Exercise brief:
Reproduce each line that includes the word "Chabrier".

** START OF Data shown **

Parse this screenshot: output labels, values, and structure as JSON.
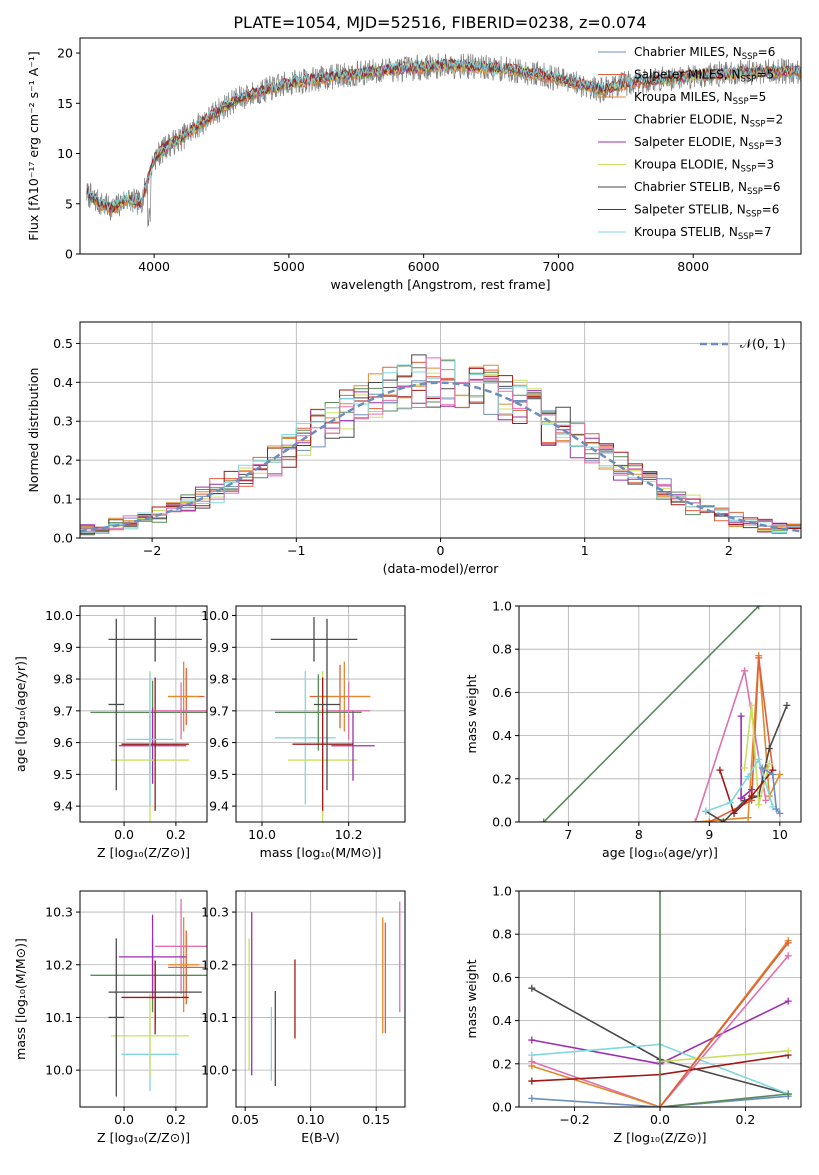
{
  "page_title": "PLATE=1054, MJD=52516, FIBERID=0238, z=0.074",
  "colors": [
    "#6c8ebf",
    "#e0603a",
    "#e08a2c",
    "#5a8a5a",
    "#9b2fae",
    "#c9e060",
    "#4a4a4a",
    "#a01818",
    "#80d8e0",
    "#e070b0"
  ],
  "chart_data": [
    {
      "type": "line",
      "title": "PLATE=1054, MJD=52516, FIBERID=0238, z=0.074",
      "xlabel": "wavelength [Angstrom, rest frame]",
      "ylabel": "Flux [fλ10⁻¹⁷ erg cm⁻² s⁻¹ A⁻¹]",
      "xlim": [
        3450,
        8800
      ],
      "ylim": [
        0,
        21.5
      ],
      "xticks": [
        4000,
        5000,
        6000,
        7000,
        8000
      ],
      "yticks": [
        0,
        5,
        10,
        15,
        20
      ],
      "grid": false,
      "legend_position": "right",
      "series": [
        {
          "name": "Chabrier MILES, N",
          "sub": "SSP",
          "count": "=6"
        },
        {
          "name": "Salpeter MILES, N",
          "sub": "SSP",
          "count": "=5"
        },
        {
          "name": "Kroupa MILES, N",
          "sub": "SSP",
          "count": "=5"
        },
        {
          "name": "Chabrier ELODIE, N",
          "sub": "SSP",
          "count": "=2"
        },
        {
          "name": "Salpeter ELODIE, N",
          "sub": "SSP",
          "count": "=3"
        },
        {
          "name": "Kroupa ELODIE, N",
          "sub": "SSP",
          "count": "=3"
        },
        {
          "name": "Chabrier STELIB, N",
          "sub": "SSP",
          "count": "=6"
        },
        {
          "name": "Salpeter STELIB, N",
          "sub": "SSP",
          "count": "=6"
        },
        {
          "name": "Kroupa STELIB, N",
          "sub": "SSP",
          "count": "=7"
        }
      ],
      "spectrum_knots": {
        "x": [
          3500,
          3600,
          3700,
          3800,
          3900,
          4000,
          4100,
          4200,
          4300,
          4400,
          4500,
          4600,
          4700,
          4800,
          4900,
          5000,
          5100,
          5200,
          5300,
          5400,
          5500,
          5600,
          5700,
          5800,
          5900,
          6000,
          6100,
          6200,
          6300,
          6400,
          6500,
          6600,
          6700,
          6800,
          6900,
          7000,
          7100,
          7200,
          7300,
          7400,
          7500,
          7700,
          7900,
          8100,
          8300,
          8500,
          8700,
          8800
        ],
        "y": [
          6.0,
          5.0,
          4.5,
          5.5,
          5.0,
          9.5,
          10.8,
          11.5,
          12.5,
          13.5,
          14.5,
          15.3,
          15.8,
          16.2,
          16.6,
          17.0,
          17.2,
          17.4,
          17.6,
          17.8,
          17.9,
          18.1,
          18.3,
          18.4,
          18.5,
          18.6,
          18.7,
          18.8,
          18.7,
          18.6,
          18.5,
          18.4,
          18.2,
          18.0,
          17.8,
          17.4,
          17.0,
          16.8,
          16.3,
          16.6,
          17.0,
          17.3,
          17.6,
          17.8,
          18.0,
          18.1,
          18.2,
          18.2
        ]
      }
    },
    {
      "type": "line",
      "xlabel": "(data-model)/error",
      "ylabel": "Normed distribution",
      "xlim": [
        -2.5,
        2.5
      ],
      "ylim": [
        0,
        0.555
      ],
      "xticks": [
        -2,
        -1,
        0,
        1,
        2
      ],
      "yticks": [
        0.0,
        0.1,
        0.2,
        0.3,
        0.4,
        0.5
      ],
      "grid": true,
      "legend_position": "top-right",
      "legend_label": "𝒩(0, 1)",
      "bin_width": 0.1,
      "reference": {
        "name": "𝒩(0, 1)",
        "mean": 0,
        "sigma": 1
      }
    },
    {
      "type": "scatter",
      "xlabel": "Z [log₁₀(Z/Z⊙)]",
      "ylabel": "age  [log₁₀(age/yr)]",
      "xlim": [
        -0.17,
        0.32
      ],
      "ylim": [
        9.35,
        10.03
      ],
      "xticks": [
        0.0,
        0.2
      ],
      "yticks": [
        9.4,
        9.5,
        9.6,
        9.7,
        9.8,
        9.9,
        10.0
      ],
      "grid": true,
      "points": [
        {
          "x": 0.1,
          "y": 9.595,
          "xerr": 0.11,
          "yerr": 0.09,
          "c": 0
        },
        {
          "x": 0.24,
          "y": 9.745,
          "xerr": 0.07,
          "yerr": 0.09,
          "c": 1
        },
        {
          "x": 0.23,
          "y": 9.745,
          "xerr": 0.06,
          "yerr": 0.11,
          "c": 2
        },
        {
          "x": 0.11,
          "y": 9.695,
          "xerr": 0.24,
          "yerr": 0.1,
          "c": 3
        },
        {
          "x": 0.11,
          "y": 9.59,
          "xerr": 0.13,
          "yerr": 0.12,
          "c": 4
        },
        {
          "x": 0.1,
          "y": 9.545,
          "xerr": 0.15,
          "yerr": 0.28,
          "c": 5
        },
        {
          "x": 0.12,
          "y": 9.925,
          "xerr": 0.18,
          "yerr": 0.07,
          "c": 6
        },
        {
          "x": 0.12,
          "y": 9.595,
          "xerr": 0.13,
          "yerr": 0.21,
          "c": 7
        },
        {
          "x": 0.1,
          "y": 9.61,
          "xerr": 0.09,
          "yerr": 0.21,
          "c": 8
        },
        {
          "x": 0.22,
          "y": 9.7,
          "xerr": 0.1,
          "yerr": 0.09,
          "c": 9
        },
        {
          "x": -0.03,
          "y": 9.72,
          "xerr": 0.03,
          "yerr": 0.27,
          "c": 6
        }
      ]
    },
    {
      "type": "scatter",
      "xlabel": "mass [log₁₀(M/M⊙)]",
      "xlim": [
        9.94,
        10.33
      ],
      "ylim": [
        9.35,
        10.03
      ],
      "xticks": [
        10.0,
        10.2
      ],
      "yticks": [
        9.4,
        9.5,
        9.6,
        9.7,
        9.8,
        9.9,
        10.0
      ],
      "grid": true,
      "points": [
        {
          "x": 10.1,
          "y": 9.615,
          "xerr": 0.07,
          "yerr": 0.21,
          "c": 8
        },
        {
          "x": 10.14,
          "y": 9.545,
          "xerr": 0.08,
          "yerr": 0.28,
          "c": 5
        },
        {
          "x": 10.18,
          "y": 9.745,
          "xerr": 0.07,
          "yerr": 0.1,
          "c": 1
        },
        {
          "x": 10.19,
          "y": 9.745,
          "xerr": 0.06,
          "yerr": 0.11,
          "c": 2
        },
        {
          "x": 10.13,
          "y": 9.695,
          "xerr": 0.1,
          "yerr": 0.12,
          "c": 3
        },
        {
          "x": 10.21,
          "y": 9.59,
          "xerr": 0.05,
          "yerr": 0.11,
          "c": 4
        },
        {
          "x": 10.12,
          "y": 9.925,
          "xerr": 0.1,
          "yerr": 0.07,
          "c": 6
        },
        {
          "x": 10.14,
          "y": 9.595,
          "xerr": 0.07,
          "yerr": 0.21,
          "c": 7
        },
        {
          "x": 10.2,
          "y": 9.7,
          "xerr": 0.05,
          "yerr": 0.09,
          "c": 9
        },
        {
          "x": 10.15,
          "y": 9.72,
          "xerr": 0.03,
          "yerr": 0.27,
          "c": 6
        }
      ]
    },
    {
      "type": "line",
      "xlabel": "age  [log₁₀(age/yr)]",
      "ylabel": "mass weight",
      "xlim": [
        6.3,
        10.3
      ],
      "ylim": [
        0,
        1.0
      ],
      "xticks": [
        7,
        8,
        9,
        10
      ],
      "yticks": [
        0.0,
        0.2,
        0.4,
        0.6,
        0.8,
        1.0
      ],
      "grid": true,
      "series": [
        {
          "c": 3,
          "x": [
            6.65,
            9.7
          ],
          "y": [
            0.0,
            1.0
          ]
        },
        {
          "c": 9,
          "x": [
            8.8,
            9.5,
            9.8
          ],
          "y": [
            0.0,
            0.7,
            0.1
          ]
        },
        {
          "c": 2,
          "x": [
            8.8,
            9.55,
            9.7,
            9.85,
            10.0
          ],
          "y": [
            0.0,
            0.02,
            0.77,
            0.12,
            0.22
          ]
        },
        {
          "c": 1,
          "x": [
            9.0,
            9.6,
            9.7,
            9.9
          ],
          "y": [
            0.0,
            0.1,
            0.76,
            0.24
          ]
        },
        {
          "c": 6,
          "x": [
            8.95,
            9.2,
            9.5,
            9.7,
            9.85,
            10.1
          ],
          "y": [
            0.05,
            0.0,
            0.1,
            0.12,
            0.34,
            0.54
          ]
        },
        {
          "c": 4,
          "x": [
            9.45,
            9.45,
            9.6
          ],
          "y": [
            0.49,
            0.11,
            0.15
          ]
        },
        {
          "c": 5,
          "x": [
            9.5,
            9.6,
            9.7,
            9.85
          ],
          "y": [
            0.25,
            0.54,
            0.08,
            0.27
          ]
        },
        {
          "c": 7,
          "x": [
            9.15,
            9.35,
            9.6,
            9.9
          ],
          "y": [
            0.24,
            0.04,
            0.12,
            0.24
          ]
        },
        {
          "c": 8,
          "x": [
            8.95,
            9.3,
            9.55,
            9.7,
            9.9
          ],
          "y": [
            0.05,
            0.09,
            0.21,
            0.29,
            0.07
          ]
        },
        {
          "c": 0,
          "x": [
            9.75,
            9.9,
            9.95,
            10.0
          ],
          "y": [
            0.25,
            0.22,
            0.06,
            0.04
          ]
        }
      ]
    },
    {
      "type": "scatter",
      "xlabel": "Z [log₁₀(Z/Z⊙)]",
      "ylabel": "mass [log₁₀(M/M⊙)]",
      "xlim": [
        -0.17,
        0.32
      ],
      "ylim": [
        9.93,
        10.34
      ],
      "xticks": [
        0.0,
        0.2
      ],
      "yticks": [
        10.0,
        10.1,
        10.2,
        10.3
      ],
      "grid": true,
      "points": [
        {
          "x": 0.1,
          "y": 10.03,
          "xerr": 0.11,
          "yerr": 0.07,
          "c": 8
        },
        {
          "x": 0.1,
          "y": 10.065,
          "xerr": 0.15,
          "yerr": 0.08,
          "c": 5
        },
        {
          "x": 0.22,
          "y": 10.235,
          "xerr": 0.1,
          "yerr": 0.09,
          "c": 9
        },
        {
          "x": 0.24,
          "y": 10.195,
          "xerr": 0.07,
          "yerr": 0.07,
          "c": 1
        },
        {
          "x": 0.23,
          "y": 10.2,
          "xerr": 0.06,
          "yerr": 0.09,
          "c": 2
        },
        {
          "x": 0.11,
          "y": 10.18,
          "xerr": 0.24,
          "yerr": 0.07,
          "c": 3
        },
        {
          "x": 0.11,
          "y": 10.215,
          "xerr": 0.13,
          "yerr": 0.08,
          "c": 4
        },
        {
          "x": 0.12,
          "y": 10.148,
          "xerr": 0.18,
          "yerr": 0.06,
          "c": 6
        },
        {
          "x": 0.12,
          "y": 10.138,
          "xerr": 0.13,
          "yerr": 0.07,
          "c": 7
        },
        {
          "x": -0.03,
          "y": 10.1,
          "xerr": 0.03,
          "yerr": 0.15,
          "c": 6
        }
      ]
    },
    {
      "type": "scatter",
      "xlabel": "E(B-V)",
      "xlim": [
        0.043,
        0.172
      ],
      "ylim": [
        9.93,
        10.34
      ],
      "xticks": [
        0.05,
        0.1,
        0.15
      ],
      "yticks": [
        10.0,
        10.1,
        10.2,
        10.3
      ],
      "grid": true,
      "segments": [
        {
          "x": 0.053,
          "y0": 10.0,
          "y1": 10.25,
          "c": 5
        },
        {
          "x": 0.055,
          "y0": 9.99,
          "y1": 10.3,
          "c": 4
        },
        {
          "x": 0.07,
          "y0": 9.98,
          "y1": 10.12,
          "c": 8
        },
        {
          "x": 0.073,
          "y0": 9.97,
          "y1": 10.15,
          "c": 6
        },
        {
          "x": 0.088,
          "y0": 10.06,
          "y1": 10.21,
          "c": 7
        },
        {
          "x": 0.155,
          "y0": 10.07,
          "y1": 10.29,
          "c": 2
        },
        {
          "x": 0.157,
          "y0": 10.07,
          "y1": 10.28,
          "c": 1
        },
        {
          "x": 0.168,
          "y0": 10.11,
          "y1": 10.32,
          "c": 9
        }
      ]
    },
    {
      "type": "line",
      "xlabel": "Z [log₁₀(Z/Z⊙)]",
      "ylabel": "mass weight",
      "xlim": [
        -0.33,
        0.33
      ],
      "ylim": [
        0,
        1.0
      ],
      "xticks": [
        -0.2,
        0.0,
        0.2
      ],
      "yticks": [
        0.0,
        0.2,
        0.4,
        0.6,
        0.8,
        1.0
      ],
      "grid": true,
      "series": [
        {
          "c": 6,
          "x": [
            -0.3,
            0.0,
            0.3
          ],
          "y": [
            0.55,
            0.22,
            0.06
          ]
        },
        {
          "c": 4,
          "x": [
            -0.3,
            0.0,
            0.3
          ],
          "y": [
            0.31,
            0.2,
            0.49
          ]
        },
        {
          "c": 8,
          "x": [
            -0.3,
            0.0,
            0.3
          ],
          "y": [
            0.24,
            0.29,
            0.06
          ]
        },
        {
          "c": 9,
          "x": [
            -0.3,
            0.0,
            0.3
          ],
          "y": [
            0.21,
            0.0,
            0.7
          ]
        },
        {
          "c": 2,
          "x": [
            -0.3,
            0.0,
            0.3
          ],
          "y": [
            0.19,
            0.0,
            0.77
          ]
        },
        {
          "c": 7,
          "x": [
            -0.3,
            0.0,
            0.3
          ],
          "y": [
            0.12,
            0.15,
            0.24
          ]
        },
        {
          "c": 0,
          "x": [
            -0.3,
            0.0,
            0.3
          ],
          "y": [
            0.04,
            0.0,
            0.05
          ]
        },
        {
          "c": 5,
          "x": [
            0.0,
            0.3
          ],
          "y": [
            0.21,
            0.26
          ]
        },
        {
          "c": 3,
          "x": [
            0.0,
            0.0,
            0.3
          ],
          "y": [
            1.0,
            0.0,
            0.06
          ]
        },
        {
          "c": 1,
          "x": [
            0.0,
            0.3
          ],
          "y": [
            0.0,
            0.76
          ]
        }
      ]
    }
  ]
}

** END OF Data shown **

Worked solution:
          "name": "Chabrier MILES, N",
          "name": "Chabrier ELODIE, N",
          "name": "Chabrier STELIB, N",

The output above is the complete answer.